* WRITTEN REQUEST
Omit every picture and return the rest of the data unaltered.
BEGIN
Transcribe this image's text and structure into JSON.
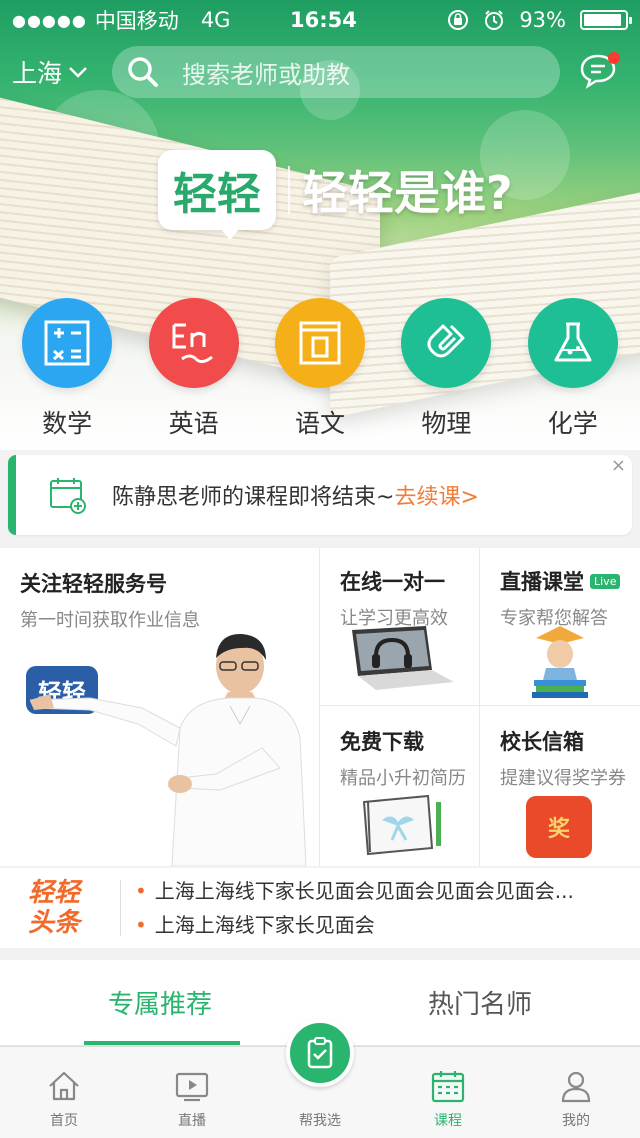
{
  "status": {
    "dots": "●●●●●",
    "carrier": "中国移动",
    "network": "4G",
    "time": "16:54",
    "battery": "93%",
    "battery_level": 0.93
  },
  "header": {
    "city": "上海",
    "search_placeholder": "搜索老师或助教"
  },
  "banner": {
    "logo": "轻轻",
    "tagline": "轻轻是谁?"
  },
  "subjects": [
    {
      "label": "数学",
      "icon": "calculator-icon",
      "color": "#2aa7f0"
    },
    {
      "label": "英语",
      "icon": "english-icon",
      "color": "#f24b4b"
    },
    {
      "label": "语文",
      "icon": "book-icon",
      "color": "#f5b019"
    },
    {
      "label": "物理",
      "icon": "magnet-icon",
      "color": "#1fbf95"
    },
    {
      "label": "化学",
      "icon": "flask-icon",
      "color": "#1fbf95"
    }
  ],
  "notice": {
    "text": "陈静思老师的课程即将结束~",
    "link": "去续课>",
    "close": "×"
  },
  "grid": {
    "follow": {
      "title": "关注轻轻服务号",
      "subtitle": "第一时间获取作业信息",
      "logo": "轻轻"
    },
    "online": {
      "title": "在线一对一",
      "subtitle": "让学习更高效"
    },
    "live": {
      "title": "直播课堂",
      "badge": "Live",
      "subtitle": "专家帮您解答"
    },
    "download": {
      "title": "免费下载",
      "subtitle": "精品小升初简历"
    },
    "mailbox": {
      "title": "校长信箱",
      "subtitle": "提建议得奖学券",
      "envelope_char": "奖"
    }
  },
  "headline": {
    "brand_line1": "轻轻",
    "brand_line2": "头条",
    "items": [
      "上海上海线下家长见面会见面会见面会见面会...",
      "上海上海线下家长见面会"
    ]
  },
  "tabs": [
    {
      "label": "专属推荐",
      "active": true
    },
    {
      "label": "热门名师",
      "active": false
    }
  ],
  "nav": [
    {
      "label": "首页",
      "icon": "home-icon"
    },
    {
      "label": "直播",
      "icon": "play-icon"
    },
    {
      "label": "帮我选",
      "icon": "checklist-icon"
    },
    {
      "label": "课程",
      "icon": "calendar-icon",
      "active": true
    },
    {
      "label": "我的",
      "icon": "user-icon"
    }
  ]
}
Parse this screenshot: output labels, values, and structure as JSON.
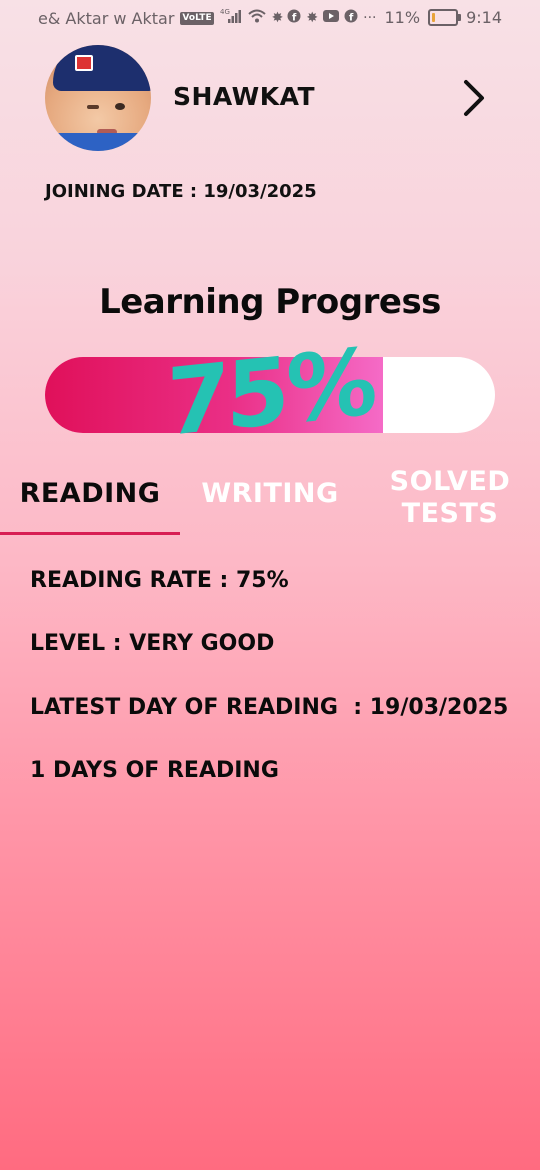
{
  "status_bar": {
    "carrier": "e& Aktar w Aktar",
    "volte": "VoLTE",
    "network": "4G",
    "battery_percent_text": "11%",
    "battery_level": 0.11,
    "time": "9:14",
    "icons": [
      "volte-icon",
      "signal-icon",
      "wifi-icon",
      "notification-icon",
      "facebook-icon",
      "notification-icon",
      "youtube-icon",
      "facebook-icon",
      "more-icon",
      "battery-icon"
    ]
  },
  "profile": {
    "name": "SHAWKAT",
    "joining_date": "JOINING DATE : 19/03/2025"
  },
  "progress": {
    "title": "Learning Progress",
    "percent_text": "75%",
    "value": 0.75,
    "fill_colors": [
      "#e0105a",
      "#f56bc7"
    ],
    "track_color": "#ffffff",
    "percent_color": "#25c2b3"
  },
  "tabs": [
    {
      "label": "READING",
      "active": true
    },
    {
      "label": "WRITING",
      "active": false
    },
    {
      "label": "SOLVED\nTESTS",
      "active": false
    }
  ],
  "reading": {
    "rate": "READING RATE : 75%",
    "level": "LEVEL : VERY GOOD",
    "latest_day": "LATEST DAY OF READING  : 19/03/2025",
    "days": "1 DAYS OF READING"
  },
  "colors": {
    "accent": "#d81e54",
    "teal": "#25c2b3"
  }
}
END
* THE OUTPUT
Transcribe this image's text and structure into JSON.
{
  "status": {
    "dots": "●●●●●",
    "carrier": "中国移动",
    "network": "4G",
    "time": "16:54",
    "battery": "93%",
    "battery_level": 0.93
  },
  "header": {
    "city": "上海",
    "search_placeholder": "搜索老师或助教"
  },
  "banner": {
    "logo": "轻轻",
    "tagline": "轻轻是谁?"
  },
  "subjects": [
    {
      "label": "数学",
      "icon": "calculator-icon",
      "color": "#2aa7f0"
    },
    {
      "label": "英语",
      "icon": "english-icon",
      "color": "#f24b4b"
    },
    {
      "label": "语文",
      "icon": "book-icon",
      "color": "#f5b019"
    },
    {
      "label": "物理",
      "icon": "magnet-icon",
      "color": "#1fbf95"
    },
    {
      "label": "化学",
      "icon": "flask-icon",
      "color": "#1fbf95"
    }
  ],
  "notice": {
    "text": "陈静思老师的课程即将结束~",
    "link": "去续课>",
    "close": "×"
  },
  "grid": {
    "follow": {
      "title": "关注轻轻服务号",
      "subtitle": "第一时间获取作业信息",
      "logo": "轻轻"
    },
    "online": {
      "title": "在线一对一",
      "subtitle": "让学习更高效"
    },
    "live": {
      "title": "直播课堂",
      "badge": "Live",
      "subtitle": "专家帮您解答"
    },
    "download": {
      "title": "免费下载",
      "subtitle": "精品小升初简历"
    },
    "mailbox": {
      "title": "校长信箱",
      "subtitle": "提建议得奖学券",
      "envelope_char": "奖"
    }
  },
  "headline": {
    "brand_line1": "轻轻",
    "brand_line2": "头条",
    "items": [
      "上海上海线下家长见面会见面会见面会见面会...",
      "上海上海线下家长见面会"
    ]
  },
  "tabs": [
    {
      "label": "专属推荐",
      "active": true
    },
    {
      "label": "热门名师",
      "active": false
    }
  ],
  "nav": [
    {
      "label": "首页",
      "icon": "home-icon"
    },
    {
      "label": "直播",
      "icon": "play-icon"
    },
    {
      "label": "帮我选",
      "icon": "checklist-icon"
    },
    {
      "label": "课程",
      "icon": "calendar-icon",
      "active": true
    },
    {
      "label": "我的",
      "icon": "user-icon"
    }
  ]
}
Parse this screenshot: output labels, values, and structure as JSON.
{
  "status_bar": {
    "carrier": "e& Aktar w Aktar",
    "volte": "VoLTE",
    "network": "4G",
    "battery_percent_text": "11%",
    "battery_level": 0.11,
    "time": "9:14",
    "icons": [
      "volte-icon",
      "signal-icon",
      "wifi-icon",
      "notification-icon",
      "facebook-icon",
      "notification-icon",
      "youtube-icon",
      "facebook-icon",
      "more-icon",
      "battery-icon"
    ]
  },
  "profile": {
    "name": "SHAWKAT",
    "joining_date": "JOINING DATE : 19/03/2025"
  },
  "progress": {
    "title": "Learning Progress",
    "percent_text": "75%",
    "value": 0.75,
    "fill_colors": [
      "#e0105a",
      "#f56bc7"
    ],
    "track_color": "#ffffff",
    "percent_color": "#25c2b3"
  },
  "tabs": [
    {
      "label": "READING",
      "active": true
    },
    {
      "label": "WRITING",
      "active": false
    },
    {
      "label": "SOLVED\nTESTS",
      "active": false
    }
  ],
  "reading": {
    "rate": "READING RATE : 75%",
    "level": "LEVEL : VERY GOOD",
    "latest_day": "LATEST DAY OF READING  : 19/03/2025",
    "days": "1 DAYS OF READING"
  },
  "colors": {
    "accent": "#d81e54",
    "teal": "#25c2b3"
  }
}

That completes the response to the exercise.